YOUR ASSIGNMENT. Copy every line below exactly.

PROVIDED INFORMATION.
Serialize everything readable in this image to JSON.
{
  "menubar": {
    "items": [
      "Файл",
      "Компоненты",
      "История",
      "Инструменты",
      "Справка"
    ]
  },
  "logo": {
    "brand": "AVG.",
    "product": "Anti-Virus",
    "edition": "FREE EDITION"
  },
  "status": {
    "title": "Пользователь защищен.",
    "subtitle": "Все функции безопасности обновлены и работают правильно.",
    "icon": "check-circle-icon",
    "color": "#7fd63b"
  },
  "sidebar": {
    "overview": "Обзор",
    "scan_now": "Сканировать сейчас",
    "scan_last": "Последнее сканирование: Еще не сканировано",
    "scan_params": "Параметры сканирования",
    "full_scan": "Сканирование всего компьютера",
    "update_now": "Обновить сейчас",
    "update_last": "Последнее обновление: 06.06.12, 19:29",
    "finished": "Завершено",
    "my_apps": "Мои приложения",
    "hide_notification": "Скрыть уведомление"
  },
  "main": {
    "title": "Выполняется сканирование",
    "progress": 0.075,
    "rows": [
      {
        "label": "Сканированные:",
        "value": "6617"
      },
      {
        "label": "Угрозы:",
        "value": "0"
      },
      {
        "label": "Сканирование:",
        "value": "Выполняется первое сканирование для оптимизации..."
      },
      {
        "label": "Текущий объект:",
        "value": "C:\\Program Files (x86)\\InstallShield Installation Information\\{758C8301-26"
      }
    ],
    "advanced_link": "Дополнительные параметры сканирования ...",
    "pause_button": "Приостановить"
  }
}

RESULT OF THE EXERCISE.
Serialize everything readable in this image to JSON.
{
  "menubar": {
    "items": [
      "Файл",
      "Компоненты",
      "История",
      "Инструменты",
      "Справка"
    ]
  },
  "logo": {
    "brand": "AVG.",
    "product": "Anti-Virus",
    "edition": "FREE EDITION"
  },
  "status": {
    "title": "Пользователь защищен.",
    "subtitle": "Все функции безопасности обновлены и работают правильно.",
    "icon": "check-circle-icon",
    "color": "#7fd63b"
  },
  "sidebar": {
    "overview": "Обзор",
    "scan_now": "Сканировать сейчас",
    "scan_last": "Последнее сканирование: Еще не сканировано",
    "scan_params": "Параметры сканирования",
    "full_scan": "Сканирование всего компьютера",
    "update_now": "Обновить сейчас",
    "update_last": "Последнее обновление: 06.06.12, 19:29",
    "finished": "Завершено",
    "my_apps": "Мои приложения",
    "hide_notification": "Скрыть уведомление"
  },
  "main": {
    "title": "Выполняется сканирование",
    "progress": 0.075,
    "rows": [
      {
        "label": "Сканированные:",
        "value": "6617"
      },
      {
        "label": "Угрозы:",
        "value": "0"
      },
      {
        "label": "Сканирование:",
        "value": "Выполняется первое сканирование для оптимизации..."
      },
      {
        "label": "Текущий объект:",
        "value": "C:\\Program Files (x86)\\InstallShield Installation Information\\{758C8301-26"
      }
    ],
    "advanced_link": "Дополнительные параметры сканирования ...",
    "pause_button": "Приостановить"
  }
}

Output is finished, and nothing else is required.